Douglas A. Gwyn said:
Um, no, consider fgets((char *)(void *)fp, (int)sizeof(FILE), fp);
while it may be a stupid thing to do, if no further use is made
of the associated stream it would have been allowed, and the
implementation would have to make it work, which means making
a copy of the FILE structure before starting the transfer.
By prohibiting overlap of the pointed-to objects, we assure
the implementor that he doesn't have to worry about that.

nonsense!

and of course fread(fp, sizeof FILE, 1, fp) invokes UB as well, no need to
sprinkle prototypes with useless keywords to spell the obvious.

If this is the kind of issue on which the commitee focusses between releases
of the Standard, the situation is hopeless.
 
W

Wojtek Lerch

Douglas A. Gwyn said:
Um, no, consider fgets((char *)(void *)fp, (int)sizeof(FILE), fp);
while it may be a stupid thing to do, if no further use is made
of the associated stream it would have been allowed, and the
implementation would have to make it work, which means making
a copy of the FILE structure before starting the transfer.

Are you implying that

memset(stdin,6,sizeof(FILE));

is allowed, as long as no further use is made of stdin by the program? Or
would I also need to make sure that the program terminates by calling
abort() and that abort() doesn't attempt to flush or close streams on my
implementation?

Does this also mean that it's wrong for an implementation to keep track of
all the open streams by using a linked list of all the FILE objects, because
my memset() call may break the list and cause trouble when an unrelated
stream is opened or closed?
 
W

Wojtek Lerch

Kenneth Brody said:
Wojtek said:
Charlie Gordon said:
static char dummy_file_object[1] = "";
FILE *dummy_file_pointer = (FILE *)&dummy_file_object;

That doesn't work if FILE has non-trivial alignment requirements.

Does alignment matter if the pointer is never dereferenced?

Yes.

6.3.2.3#7 "A pointer to an object or incomplete type may be converted to a
pointer to a different object or incomplete type. If the resulting pointer
is not correctly aligned for the pointed-to type, the behavior is
undefined."
 
A

Army1987

Does alignment matter if the pointer is never dereferenced? From
context, I assume its sole purpose is as a value to be stored and
compared against. You know that the address is valid, so it can't
be a trap representation.

__Jobs__
1: List every C standard library function that the newsgroup excerpt names.
2: Rewrite the entries from their first line through the line containing "757, 1837, 800]", inclusive, swapping "bar" for "column" and leaving everything else unchanged.

__Data section__
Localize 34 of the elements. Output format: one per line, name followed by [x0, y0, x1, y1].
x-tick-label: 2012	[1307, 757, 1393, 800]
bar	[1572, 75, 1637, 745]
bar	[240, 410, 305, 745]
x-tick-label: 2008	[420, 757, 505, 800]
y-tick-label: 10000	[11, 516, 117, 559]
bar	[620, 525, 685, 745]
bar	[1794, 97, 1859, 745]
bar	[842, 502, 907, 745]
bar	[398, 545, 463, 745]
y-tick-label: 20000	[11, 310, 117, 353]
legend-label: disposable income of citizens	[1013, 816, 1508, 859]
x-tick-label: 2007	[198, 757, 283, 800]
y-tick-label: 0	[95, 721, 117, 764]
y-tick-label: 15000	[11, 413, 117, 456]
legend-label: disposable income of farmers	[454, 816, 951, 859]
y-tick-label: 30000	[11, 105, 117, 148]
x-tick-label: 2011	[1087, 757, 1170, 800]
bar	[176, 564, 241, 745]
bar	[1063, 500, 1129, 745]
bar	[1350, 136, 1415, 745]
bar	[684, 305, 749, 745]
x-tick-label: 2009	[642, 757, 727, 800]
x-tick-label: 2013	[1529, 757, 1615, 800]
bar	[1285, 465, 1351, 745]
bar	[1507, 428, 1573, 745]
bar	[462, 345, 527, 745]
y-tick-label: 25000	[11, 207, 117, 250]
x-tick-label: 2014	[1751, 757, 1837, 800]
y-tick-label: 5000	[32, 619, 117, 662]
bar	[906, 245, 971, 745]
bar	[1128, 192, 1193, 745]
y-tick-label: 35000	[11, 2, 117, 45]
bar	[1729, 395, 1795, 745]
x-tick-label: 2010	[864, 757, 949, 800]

__Solutions to the exercise__
1:
fgets
fread
memset
abort

2:
Localize 34 of the elements. Output format: one per line, name followed by [x0, y0, x1, y1].
x-tick-label: 2012	[1307, 757, 1393, 800]
column	[1572, 75, 1637, 745]
column	[240, 410, 305, 745]
x-tick-label: 2008	[420, 757, 505, 800]
y-tick-label: 10000	[11, 516, 117, 559]
column	[620, 525, 685, 745]
column	[1794, 97, 1859, 745]
column	[842, 502, 907, 745]
column	[398, 545, 463, 745]
y-tick-label: 20000	[11, 310, 117, 353]
legend-label: disposable income of citizens	[1013, 816, 1508, 859]
x-tick-label: 2007	[198, 757, 283, 800]
y-tick-label: 0	[95, 721, 117, 764]
y-tick-label: 15000	[11, 413, 117, 456]
legend-label: disposable income of farmers	[454, 816, 951, 859]
y-tick-label: 30000	[11, 105, 117, 148]
x-tick-label: 2011	[1087, 757, 1170, 800]
column	[176, 564, 241, 745]
column	[1063, 500, 1129, 745]
column	[1350, 136, 1415, 745]
column	[684, 305, 749, 745]
x-tick-label: 2009	[642, 757, 727, 800]
x-tick-label: 2013	[1529, 757, 1615, 800]
column	[1285, 465, 1351, 745]
column	[1507, 428, 1573, 745]
column	[462, 345, 527, 745]
y-tick-label: 25000	[11, 207, 117, 250]
x-tick-label: 2014	[1751, 757, 1837, 800]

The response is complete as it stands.